YOUR INSTRUCTIONS: Reproduce the data line for line, from its first line through the line containing "row-mnemonic-1: 4 [482, 493, 493, 512]".

Records from a collection
Start

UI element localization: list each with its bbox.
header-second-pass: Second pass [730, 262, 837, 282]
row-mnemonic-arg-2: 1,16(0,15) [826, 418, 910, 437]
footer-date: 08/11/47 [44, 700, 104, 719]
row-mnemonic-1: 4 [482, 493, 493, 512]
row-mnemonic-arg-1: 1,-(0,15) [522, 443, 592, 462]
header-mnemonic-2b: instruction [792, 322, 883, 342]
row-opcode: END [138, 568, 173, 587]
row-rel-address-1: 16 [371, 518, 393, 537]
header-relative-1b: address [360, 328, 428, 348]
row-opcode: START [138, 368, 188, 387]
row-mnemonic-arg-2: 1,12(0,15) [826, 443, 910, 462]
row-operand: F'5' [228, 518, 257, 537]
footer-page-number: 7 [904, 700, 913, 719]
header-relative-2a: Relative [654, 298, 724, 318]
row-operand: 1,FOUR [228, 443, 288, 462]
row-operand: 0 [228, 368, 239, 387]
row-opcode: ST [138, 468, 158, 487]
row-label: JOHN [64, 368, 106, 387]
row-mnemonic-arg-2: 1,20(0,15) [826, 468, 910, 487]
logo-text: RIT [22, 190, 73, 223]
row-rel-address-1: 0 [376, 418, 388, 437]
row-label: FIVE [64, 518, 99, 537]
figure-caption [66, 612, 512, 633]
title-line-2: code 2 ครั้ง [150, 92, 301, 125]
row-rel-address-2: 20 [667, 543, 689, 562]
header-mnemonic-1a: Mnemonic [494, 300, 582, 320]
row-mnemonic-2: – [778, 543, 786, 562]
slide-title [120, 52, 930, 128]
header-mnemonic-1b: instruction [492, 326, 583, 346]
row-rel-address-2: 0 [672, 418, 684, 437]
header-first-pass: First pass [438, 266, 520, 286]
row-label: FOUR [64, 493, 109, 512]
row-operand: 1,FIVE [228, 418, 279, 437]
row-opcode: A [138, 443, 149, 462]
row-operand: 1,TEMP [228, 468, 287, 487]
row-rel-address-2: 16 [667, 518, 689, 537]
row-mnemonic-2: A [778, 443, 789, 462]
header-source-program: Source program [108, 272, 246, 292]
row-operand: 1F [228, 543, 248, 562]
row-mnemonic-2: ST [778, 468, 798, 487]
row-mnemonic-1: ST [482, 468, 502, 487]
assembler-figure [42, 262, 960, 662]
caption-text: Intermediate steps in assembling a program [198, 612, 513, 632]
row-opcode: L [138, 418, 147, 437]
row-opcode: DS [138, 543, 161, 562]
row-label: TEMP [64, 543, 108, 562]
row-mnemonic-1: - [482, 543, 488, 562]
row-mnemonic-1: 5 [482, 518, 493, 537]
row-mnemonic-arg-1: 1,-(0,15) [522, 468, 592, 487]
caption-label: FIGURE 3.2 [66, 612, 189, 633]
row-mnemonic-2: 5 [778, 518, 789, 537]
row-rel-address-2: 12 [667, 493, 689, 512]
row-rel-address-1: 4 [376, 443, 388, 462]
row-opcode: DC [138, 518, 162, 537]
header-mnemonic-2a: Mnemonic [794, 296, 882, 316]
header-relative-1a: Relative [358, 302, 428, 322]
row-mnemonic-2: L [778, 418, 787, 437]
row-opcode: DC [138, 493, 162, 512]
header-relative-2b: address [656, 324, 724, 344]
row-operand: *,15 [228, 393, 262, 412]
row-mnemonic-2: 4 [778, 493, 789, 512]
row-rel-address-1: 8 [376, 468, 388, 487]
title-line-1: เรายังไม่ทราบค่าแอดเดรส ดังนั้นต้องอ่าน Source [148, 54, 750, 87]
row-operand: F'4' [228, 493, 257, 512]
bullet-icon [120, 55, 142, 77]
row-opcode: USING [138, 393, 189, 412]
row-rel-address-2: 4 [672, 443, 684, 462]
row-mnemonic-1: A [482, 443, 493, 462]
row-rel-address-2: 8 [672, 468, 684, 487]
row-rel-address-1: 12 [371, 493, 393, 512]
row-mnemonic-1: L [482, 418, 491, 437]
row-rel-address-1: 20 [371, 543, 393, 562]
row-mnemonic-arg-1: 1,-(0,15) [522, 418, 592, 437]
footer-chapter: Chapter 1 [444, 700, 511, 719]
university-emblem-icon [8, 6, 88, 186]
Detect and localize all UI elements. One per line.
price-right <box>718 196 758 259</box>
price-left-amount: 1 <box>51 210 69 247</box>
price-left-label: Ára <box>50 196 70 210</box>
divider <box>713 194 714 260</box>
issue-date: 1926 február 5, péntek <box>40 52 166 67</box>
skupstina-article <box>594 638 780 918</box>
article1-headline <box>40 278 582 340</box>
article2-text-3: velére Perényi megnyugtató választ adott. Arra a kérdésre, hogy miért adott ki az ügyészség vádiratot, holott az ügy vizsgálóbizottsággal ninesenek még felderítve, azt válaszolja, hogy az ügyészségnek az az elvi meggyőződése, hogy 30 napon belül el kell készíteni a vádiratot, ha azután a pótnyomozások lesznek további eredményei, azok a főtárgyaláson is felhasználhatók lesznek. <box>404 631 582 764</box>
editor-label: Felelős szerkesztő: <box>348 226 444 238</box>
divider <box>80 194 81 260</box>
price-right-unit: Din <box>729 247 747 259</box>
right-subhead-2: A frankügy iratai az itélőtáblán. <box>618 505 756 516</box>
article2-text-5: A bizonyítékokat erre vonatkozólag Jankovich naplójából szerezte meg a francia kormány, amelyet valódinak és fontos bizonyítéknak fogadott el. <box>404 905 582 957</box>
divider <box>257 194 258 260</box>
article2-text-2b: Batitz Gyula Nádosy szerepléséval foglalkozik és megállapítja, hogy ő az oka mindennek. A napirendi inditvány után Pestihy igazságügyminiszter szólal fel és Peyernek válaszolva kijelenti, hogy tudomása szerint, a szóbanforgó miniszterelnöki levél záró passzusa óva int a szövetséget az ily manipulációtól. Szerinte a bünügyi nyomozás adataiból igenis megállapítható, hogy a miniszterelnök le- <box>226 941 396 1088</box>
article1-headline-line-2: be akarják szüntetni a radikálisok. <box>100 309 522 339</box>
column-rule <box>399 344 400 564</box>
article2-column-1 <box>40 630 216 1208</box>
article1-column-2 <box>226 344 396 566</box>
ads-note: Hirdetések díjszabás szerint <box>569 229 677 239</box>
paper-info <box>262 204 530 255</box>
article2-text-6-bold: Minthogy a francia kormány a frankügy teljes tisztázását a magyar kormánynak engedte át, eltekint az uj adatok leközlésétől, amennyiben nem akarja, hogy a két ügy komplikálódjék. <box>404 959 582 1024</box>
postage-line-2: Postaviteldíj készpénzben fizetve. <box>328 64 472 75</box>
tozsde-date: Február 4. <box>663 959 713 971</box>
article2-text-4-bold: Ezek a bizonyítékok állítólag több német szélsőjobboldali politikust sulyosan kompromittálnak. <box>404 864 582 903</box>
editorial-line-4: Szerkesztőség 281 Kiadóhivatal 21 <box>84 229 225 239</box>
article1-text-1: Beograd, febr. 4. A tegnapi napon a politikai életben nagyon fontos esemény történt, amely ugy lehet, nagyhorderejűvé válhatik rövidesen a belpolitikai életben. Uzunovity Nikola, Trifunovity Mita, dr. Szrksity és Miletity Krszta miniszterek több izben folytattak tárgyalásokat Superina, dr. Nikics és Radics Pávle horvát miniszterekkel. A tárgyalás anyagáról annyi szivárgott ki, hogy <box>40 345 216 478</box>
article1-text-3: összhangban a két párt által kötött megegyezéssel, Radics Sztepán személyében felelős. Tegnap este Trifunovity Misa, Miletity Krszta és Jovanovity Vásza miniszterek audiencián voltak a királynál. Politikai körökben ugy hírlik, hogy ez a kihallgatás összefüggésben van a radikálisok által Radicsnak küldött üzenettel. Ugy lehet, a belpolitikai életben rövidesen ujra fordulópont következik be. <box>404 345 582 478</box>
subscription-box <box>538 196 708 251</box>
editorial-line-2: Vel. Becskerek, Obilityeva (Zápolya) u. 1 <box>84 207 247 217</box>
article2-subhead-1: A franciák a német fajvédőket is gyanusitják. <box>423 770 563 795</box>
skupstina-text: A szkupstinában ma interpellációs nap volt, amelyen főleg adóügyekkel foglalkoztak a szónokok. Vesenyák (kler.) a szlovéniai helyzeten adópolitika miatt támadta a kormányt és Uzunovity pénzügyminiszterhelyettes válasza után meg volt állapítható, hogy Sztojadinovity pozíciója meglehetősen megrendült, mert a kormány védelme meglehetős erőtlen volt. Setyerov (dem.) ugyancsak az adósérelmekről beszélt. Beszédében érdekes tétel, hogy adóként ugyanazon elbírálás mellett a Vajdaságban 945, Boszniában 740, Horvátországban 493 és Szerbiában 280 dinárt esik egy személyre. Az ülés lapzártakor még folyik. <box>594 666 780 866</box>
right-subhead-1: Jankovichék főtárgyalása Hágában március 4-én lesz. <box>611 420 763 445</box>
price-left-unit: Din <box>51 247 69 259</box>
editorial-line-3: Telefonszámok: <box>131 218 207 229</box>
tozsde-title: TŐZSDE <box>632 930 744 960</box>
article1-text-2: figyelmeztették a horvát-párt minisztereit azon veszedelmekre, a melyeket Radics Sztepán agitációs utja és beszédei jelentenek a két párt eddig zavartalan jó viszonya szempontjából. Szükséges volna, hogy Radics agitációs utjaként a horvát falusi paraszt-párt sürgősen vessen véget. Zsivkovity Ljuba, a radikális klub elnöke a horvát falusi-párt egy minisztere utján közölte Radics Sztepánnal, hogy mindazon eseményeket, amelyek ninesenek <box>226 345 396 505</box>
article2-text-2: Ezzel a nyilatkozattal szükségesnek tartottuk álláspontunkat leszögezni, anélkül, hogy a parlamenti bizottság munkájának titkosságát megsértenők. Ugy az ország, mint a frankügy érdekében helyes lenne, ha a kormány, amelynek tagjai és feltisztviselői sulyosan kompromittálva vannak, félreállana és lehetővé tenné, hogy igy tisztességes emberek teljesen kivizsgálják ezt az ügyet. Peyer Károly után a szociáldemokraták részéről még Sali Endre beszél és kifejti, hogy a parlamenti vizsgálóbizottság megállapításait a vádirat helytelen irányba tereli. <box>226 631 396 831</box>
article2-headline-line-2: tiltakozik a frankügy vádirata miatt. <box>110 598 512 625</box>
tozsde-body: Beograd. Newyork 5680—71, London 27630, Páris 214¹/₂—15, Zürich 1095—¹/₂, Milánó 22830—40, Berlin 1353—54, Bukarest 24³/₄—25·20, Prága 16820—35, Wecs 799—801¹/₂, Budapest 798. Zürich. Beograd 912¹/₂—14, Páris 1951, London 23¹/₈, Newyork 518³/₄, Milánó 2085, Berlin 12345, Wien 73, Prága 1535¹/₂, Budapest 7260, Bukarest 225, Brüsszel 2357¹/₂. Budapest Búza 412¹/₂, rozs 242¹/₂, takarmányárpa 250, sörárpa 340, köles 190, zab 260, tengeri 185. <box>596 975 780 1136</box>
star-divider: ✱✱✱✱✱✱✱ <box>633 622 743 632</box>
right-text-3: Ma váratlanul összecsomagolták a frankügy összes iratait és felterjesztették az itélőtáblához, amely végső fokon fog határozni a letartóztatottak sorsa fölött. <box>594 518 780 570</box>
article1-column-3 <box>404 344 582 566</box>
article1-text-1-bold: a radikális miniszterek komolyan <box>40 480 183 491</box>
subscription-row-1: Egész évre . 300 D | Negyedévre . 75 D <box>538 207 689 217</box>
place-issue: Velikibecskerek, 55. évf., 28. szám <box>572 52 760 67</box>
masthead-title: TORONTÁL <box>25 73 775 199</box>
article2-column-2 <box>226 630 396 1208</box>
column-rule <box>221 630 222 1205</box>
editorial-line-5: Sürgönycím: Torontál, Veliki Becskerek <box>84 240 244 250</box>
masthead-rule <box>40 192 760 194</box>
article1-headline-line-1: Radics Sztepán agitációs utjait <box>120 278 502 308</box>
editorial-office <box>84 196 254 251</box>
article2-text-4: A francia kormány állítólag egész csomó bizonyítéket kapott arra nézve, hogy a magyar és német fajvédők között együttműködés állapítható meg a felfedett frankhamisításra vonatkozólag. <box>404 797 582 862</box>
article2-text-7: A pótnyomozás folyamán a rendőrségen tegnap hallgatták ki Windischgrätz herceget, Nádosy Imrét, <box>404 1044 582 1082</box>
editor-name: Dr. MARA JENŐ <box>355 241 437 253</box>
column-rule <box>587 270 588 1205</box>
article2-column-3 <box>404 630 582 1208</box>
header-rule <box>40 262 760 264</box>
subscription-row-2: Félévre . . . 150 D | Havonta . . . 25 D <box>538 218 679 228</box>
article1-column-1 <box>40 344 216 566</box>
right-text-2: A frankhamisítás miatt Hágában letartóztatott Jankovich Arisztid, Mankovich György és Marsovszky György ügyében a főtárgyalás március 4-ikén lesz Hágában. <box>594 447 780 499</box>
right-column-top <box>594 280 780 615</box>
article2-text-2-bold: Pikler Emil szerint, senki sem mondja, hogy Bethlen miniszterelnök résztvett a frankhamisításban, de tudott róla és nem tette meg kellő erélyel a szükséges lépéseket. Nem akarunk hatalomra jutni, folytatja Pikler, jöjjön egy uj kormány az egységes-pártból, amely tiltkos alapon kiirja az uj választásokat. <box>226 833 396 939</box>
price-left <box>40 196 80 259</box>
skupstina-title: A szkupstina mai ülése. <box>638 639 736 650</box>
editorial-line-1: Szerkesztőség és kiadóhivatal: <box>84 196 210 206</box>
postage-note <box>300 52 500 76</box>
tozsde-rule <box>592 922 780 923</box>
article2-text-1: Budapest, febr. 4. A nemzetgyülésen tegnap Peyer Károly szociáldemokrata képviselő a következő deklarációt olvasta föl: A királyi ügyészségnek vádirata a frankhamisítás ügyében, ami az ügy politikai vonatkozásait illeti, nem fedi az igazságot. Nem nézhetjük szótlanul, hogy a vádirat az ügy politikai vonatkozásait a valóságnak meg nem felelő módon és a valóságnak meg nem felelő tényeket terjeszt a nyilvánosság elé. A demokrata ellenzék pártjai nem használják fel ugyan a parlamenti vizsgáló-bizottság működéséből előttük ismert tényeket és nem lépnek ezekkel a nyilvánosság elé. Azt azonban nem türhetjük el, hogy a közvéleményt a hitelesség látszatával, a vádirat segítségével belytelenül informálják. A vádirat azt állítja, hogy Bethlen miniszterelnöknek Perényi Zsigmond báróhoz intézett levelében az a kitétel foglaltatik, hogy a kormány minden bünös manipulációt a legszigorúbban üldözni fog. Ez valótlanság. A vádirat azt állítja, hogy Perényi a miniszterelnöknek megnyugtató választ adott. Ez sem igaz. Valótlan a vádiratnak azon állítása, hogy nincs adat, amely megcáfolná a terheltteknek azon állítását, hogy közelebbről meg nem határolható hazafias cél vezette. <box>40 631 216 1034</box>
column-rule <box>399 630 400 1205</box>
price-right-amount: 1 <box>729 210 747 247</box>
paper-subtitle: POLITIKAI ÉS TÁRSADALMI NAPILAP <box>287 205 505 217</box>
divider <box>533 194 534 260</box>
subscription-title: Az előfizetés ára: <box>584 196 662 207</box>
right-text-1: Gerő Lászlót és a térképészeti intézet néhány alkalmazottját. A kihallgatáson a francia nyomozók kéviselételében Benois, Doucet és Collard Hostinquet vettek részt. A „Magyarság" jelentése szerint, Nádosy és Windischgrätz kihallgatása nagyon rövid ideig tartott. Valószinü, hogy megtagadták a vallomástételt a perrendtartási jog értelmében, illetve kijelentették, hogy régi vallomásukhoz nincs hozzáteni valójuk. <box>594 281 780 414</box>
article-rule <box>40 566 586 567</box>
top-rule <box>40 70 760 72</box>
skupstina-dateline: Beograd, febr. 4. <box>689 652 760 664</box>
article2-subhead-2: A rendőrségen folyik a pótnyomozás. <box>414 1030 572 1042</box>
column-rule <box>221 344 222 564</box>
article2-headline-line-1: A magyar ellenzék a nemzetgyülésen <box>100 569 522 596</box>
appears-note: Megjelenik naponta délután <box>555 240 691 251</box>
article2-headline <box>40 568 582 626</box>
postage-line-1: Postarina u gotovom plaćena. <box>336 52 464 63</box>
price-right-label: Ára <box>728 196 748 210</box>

End

RESULT OF THE EXERCISE:
UI element localization: list each with its bbox.
header-second-pass: Second pass [730, 262, 837, 282]
row-mnemonic-arg-2: 1,16(0,15) [826, 418, 910, 437]
footer-date: 08/11/47 [44, 700, 104, 719]
row-mnemonic-1: 4 [482, 493, 493, 512]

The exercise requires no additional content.